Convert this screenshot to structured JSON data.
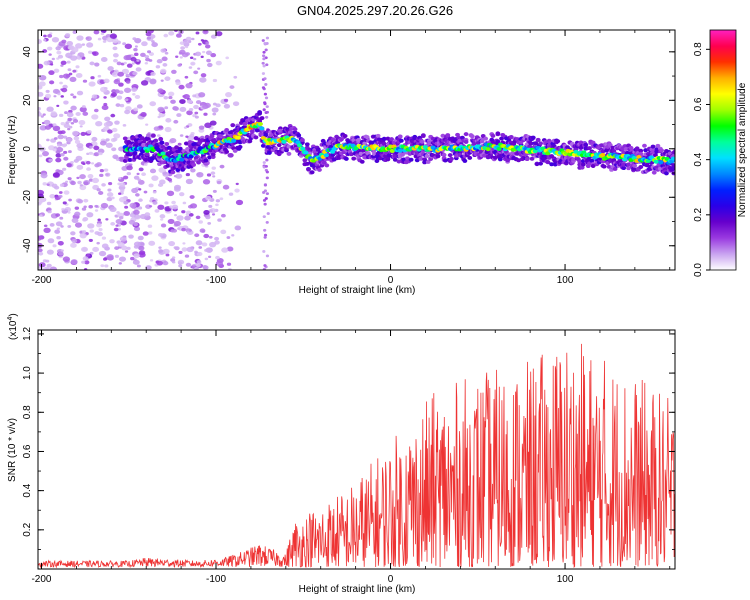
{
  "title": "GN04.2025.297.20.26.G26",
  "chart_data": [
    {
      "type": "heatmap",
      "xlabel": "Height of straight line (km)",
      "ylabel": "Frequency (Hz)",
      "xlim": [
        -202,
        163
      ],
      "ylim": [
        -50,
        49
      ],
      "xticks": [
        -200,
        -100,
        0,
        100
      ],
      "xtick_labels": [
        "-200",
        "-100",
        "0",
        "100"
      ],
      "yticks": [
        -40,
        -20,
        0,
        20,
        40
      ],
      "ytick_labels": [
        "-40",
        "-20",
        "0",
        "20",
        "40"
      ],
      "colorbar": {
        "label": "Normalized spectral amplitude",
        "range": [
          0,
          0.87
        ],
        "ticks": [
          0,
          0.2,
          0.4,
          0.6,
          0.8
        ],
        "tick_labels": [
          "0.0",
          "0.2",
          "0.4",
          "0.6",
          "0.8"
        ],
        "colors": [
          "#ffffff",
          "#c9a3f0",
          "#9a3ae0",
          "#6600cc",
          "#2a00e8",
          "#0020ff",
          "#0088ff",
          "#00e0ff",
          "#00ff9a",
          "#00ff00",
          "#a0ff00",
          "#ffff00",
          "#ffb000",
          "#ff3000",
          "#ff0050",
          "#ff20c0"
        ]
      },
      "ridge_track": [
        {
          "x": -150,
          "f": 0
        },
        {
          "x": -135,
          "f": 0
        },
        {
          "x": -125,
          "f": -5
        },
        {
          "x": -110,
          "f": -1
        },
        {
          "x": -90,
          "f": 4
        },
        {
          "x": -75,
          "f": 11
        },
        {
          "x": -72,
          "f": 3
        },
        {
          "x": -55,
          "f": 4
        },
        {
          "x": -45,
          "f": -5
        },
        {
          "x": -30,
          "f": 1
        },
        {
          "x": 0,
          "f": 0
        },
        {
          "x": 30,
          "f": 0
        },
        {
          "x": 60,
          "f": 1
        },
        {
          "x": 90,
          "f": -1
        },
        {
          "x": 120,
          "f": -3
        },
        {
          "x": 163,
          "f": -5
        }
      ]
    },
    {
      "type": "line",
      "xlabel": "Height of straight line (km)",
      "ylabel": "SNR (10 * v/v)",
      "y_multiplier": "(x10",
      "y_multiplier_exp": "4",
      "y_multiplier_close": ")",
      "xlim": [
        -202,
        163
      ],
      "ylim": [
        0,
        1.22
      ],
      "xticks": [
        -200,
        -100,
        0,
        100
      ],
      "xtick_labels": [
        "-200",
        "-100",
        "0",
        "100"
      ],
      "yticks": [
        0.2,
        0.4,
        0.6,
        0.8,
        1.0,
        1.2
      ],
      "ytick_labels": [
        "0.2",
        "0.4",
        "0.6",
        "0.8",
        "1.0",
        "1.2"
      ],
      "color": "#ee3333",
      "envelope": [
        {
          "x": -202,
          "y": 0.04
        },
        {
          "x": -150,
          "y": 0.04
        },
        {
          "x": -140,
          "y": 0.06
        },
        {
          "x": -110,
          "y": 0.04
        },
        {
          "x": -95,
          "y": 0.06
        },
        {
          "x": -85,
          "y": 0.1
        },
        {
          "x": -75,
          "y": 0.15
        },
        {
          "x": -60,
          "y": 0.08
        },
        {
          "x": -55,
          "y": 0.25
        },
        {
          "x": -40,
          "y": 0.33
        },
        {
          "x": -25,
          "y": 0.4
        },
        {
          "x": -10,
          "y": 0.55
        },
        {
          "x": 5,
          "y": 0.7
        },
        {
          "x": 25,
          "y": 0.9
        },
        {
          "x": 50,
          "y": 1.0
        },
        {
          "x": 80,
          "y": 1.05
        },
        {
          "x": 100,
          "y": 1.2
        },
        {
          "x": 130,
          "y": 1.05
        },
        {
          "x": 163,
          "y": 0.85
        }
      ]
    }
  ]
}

══════════════════════════════

*Objective*
Restate the records above in full, word for word. Keep pictures out.

*Expected answer*
Convert this screenshot to structured JSON data.
{
  "title": "GN04.2025.297.20.26.G26",
  "chart_data": [
    {
      "type": "heatmap",
      "xlabel": "Height of straight line (km)",
      "ylabel": "Frequency (Hz)",
      "xlim": [
        -202,
        163
      ],
      "ylim": [
        -50,
        49
      ],
      "xticks": [
        -200,
        -100,
        0,
        100
      ],
      "xtick_labels": [
        "-200",
        "-100",
        "0",
        "100"
      ],
      "yticks": [
        -40,
        -20,
        0,
        20,
        40
      ],
      "ytick_labels": [
        "-40",
        "-20",
        "0",
        "20",
        "40"
      ],
      "colorbar": {
        "label": "Normalized spectral amplitude",
        "range": [
          0,
          0.87
        ],
        "ticks": [
          0,
          0.2,
          0.4,
          0.6,
          0.8
        ],
        "tick_labels": [
          "0.0",
          "0.2",
          "0.4",
          "0.6",
          "0.8"
        ],
        "colors": [
          "#ffffff",
          "#c9a3f0",
          "#9a3ae0",
          "#6600cc",
          "#2a00e8",
          "#0020ff",
          "#0088ff",
          "#00e0ff",
          "#00ff9a",
          "#00ff00",
          "#a0ff00",
          "#ffff00",
          "#ffb000",
          "#ff3000",
          "#ff0050",
          "#ff20c0"
        ]
      },
      "ridge_track": [
        {
          "x": -150,
          "f": 0
        },
        {
          "x": -135,
          "f": 0
        },
        {
          "x": -125,
          "f": -5
        },
        {
          "x": -110,
          "f": -1
        },
        {
          "x": -90,
          "f": 4
        },
        {
          "x": -75,
          "f": 11
        },
        {
          "x": -72,
          "f": 3
        },
        {
          "x": -55,
          "f": 4
        },
        {
          "x": -45,
          "f": -5
        },
        {
          "x": -30,
          "f": 1
        },
        {
          "x": 0,
          "f": 0
        },
        {
          "x": 30,
          "f": 0
        },
        {
          "x": 60,
          "f": 1
        },
        {
          "x": 90,
          "f": -1
        },
        {
          "x": 120,
          "f": -3
        },
        {
          "x": 163,
          "f": -5
        }
      ]
    },
    {
      "type": "line",
      "xlabel": "Height of straight line (km)",
      "ylabel": "SNR (10 * v/v)",
      "y_multiplier": "(x10",
      "y_multiplier_exp": "4",
      "y_multiplier_close": ")",
      "xlim": [
        -202,
        163
      ],
      "ylim": [
        0,
        1.22
      ],
      "xticks": [
        -200,
        -100,
        0,
        100
      ],
      "xtick_labels": [
        "-200",
        "-100",
        "0",
        "100"
      ],
      "yticks": [
        0.2,
        0.4,
        0.6,
        0.8,
        1.0,
        1.2
      ],
      "ytick_labels": [
        "0.2",
        "0.4",
        "0.6",
        "0.8",
        "1.0",
        "1.2"
      ],
      "color": "#ee3333",
      "envelope": [
        {
          "x": -202,
          "y": 0.04
        },
        {
          "x": -150,
          "y": 0.04
        },
        {
          "x": -140,
          "y": 0.06
        },
        {
          "x": -110,
          "y": 0.04
        },
        {
          "x": -95,
          "y": 0.06
        },
        {
          "x": -85,
          "y": 0.1
        },
        {
          "x": -75,
          "y": 0.15
        },
        {
          "x": -60,
          "y": 0.08
        },
        {
          "x": -55,
          "y": 0.25
        },
        {
          "x": -40,
          "y": 0.33
        },
        {
          "x": -25,
          "y": 0.4
        },
        {
          "x": -10,
          "y": 0.55
        },
        {
          "x": 5,
          "y": 0.7
        },
        {
          "x": 25,
          "y": 0.9
        },
        {
          "x": 50,
          "y": 1.0
        },
        {
          "x": 80,
          "y": 1.05
        },
        {
          "x": 100,
          "y": 1.2
        },
        {
          "x": 130,
          "y": 1.05
        },
        {
          "x": 163,
          "y": 0.85
        }
      ]
    }
  ]
}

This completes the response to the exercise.